> **Stored records**

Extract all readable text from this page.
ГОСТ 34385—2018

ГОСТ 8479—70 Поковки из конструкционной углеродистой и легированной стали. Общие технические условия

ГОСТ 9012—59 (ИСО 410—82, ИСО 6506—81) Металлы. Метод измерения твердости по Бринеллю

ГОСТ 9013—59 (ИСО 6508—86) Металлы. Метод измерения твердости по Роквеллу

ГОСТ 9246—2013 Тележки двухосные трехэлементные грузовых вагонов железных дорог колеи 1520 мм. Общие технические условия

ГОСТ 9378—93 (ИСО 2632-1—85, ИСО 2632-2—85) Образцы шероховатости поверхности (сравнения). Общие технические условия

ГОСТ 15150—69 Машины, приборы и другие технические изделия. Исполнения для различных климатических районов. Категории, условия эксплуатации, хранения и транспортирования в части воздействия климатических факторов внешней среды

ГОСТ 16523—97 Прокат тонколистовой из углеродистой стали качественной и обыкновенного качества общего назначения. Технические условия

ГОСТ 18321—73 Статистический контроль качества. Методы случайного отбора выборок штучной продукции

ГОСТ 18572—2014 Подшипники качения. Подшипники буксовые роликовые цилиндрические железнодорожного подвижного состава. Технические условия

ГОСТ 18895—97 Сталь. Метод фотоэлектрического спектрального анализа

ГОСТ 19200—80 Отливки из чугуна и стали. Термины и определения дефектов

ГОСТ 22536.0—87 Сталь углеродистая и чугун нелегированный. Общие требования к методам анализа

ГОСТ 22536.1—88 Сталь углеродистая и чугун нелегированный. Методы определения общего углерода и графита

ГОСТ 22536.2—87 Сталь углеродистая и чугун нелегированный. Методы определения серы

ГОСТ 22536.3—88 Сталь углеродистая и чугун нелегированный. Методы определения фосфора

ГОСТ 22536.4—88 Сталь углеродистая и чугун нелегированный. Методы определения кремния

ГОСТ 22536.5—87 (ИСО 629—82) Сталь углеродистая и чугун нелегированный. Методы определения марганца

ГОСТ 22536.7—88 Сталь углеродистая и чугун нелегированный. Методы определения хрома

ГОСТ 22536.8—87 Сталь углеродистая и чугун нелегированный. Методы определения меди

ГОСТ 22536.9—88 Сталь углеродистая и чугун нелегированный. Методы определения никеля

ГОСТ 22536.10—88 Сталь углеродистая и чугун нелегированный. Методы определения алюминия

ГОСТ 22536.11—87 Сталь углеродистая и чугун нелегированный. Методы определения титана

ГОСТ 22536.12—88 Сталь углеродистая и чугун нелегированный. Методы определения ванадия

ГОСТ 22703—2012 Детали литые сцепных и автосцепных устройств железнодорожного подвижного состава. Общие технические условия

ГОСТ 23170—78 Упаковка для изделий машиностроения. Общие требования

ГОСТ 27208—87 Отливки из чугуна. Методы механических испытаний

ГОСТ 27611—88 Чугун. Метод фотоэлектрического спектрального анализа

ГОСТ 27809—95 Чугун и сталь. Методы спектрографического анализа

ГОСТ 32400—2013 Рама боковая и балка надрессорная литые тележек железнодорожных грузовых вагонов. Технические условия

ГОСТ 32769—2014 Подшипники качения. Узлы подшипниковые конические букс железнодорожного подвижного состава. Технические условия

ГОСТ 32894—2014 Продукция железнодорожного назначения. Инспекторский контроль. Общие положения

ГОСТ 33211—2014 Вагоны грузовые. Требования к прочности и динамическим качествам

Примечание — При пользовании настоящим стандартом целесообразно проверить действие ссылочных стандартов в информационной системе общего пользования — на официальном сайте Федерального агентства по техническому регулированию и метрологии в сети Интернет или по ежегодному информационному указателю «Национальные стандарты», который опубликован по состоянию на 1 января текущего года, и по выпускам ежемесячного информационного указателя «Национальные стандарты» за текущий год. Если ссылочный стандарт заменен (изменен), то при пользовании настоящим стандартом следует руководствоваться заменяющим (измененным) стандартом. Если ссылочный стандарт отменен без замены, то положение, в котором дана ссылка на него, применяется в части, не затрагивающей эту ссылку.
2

> **What the task requires**
Where a line of the data holds "общего", show that line.

> **Written answer**
ГОСТ 16523—97 Прокат тонколистовой из углеродистой стали качественной и обыкновенного качества общего назначения. Технические условия
ГОСТ 22536.1—88 Сталь углеродистая и чугун нелегированный. Методы определения общего углерода и графита
Примечание — При пользовании настоящим стандартом целесообразно проверить действие ссылочных стандартов в информационной системе общего пользования — на официальном сайте Федерального агентства по техническому регулированию и метрологии в сети Интернет или по ежегодному информационному указателю «Национальные стандарты», который опубликован по состоянию на 1 января текущего года, и по выпускам ежемесячного информационного указателя «Национальные стандарты» за текущий год. Если ссылочный стандарт заменен (изменен), то при пользовании настоящим стандартом следует руководствоваться заменяющим (измененным) стандартом. Если ссылочный стандарт отменен без замены, то положение, в котором дана ссылка на него, применяется в части, не затрагивающей эту ссылку.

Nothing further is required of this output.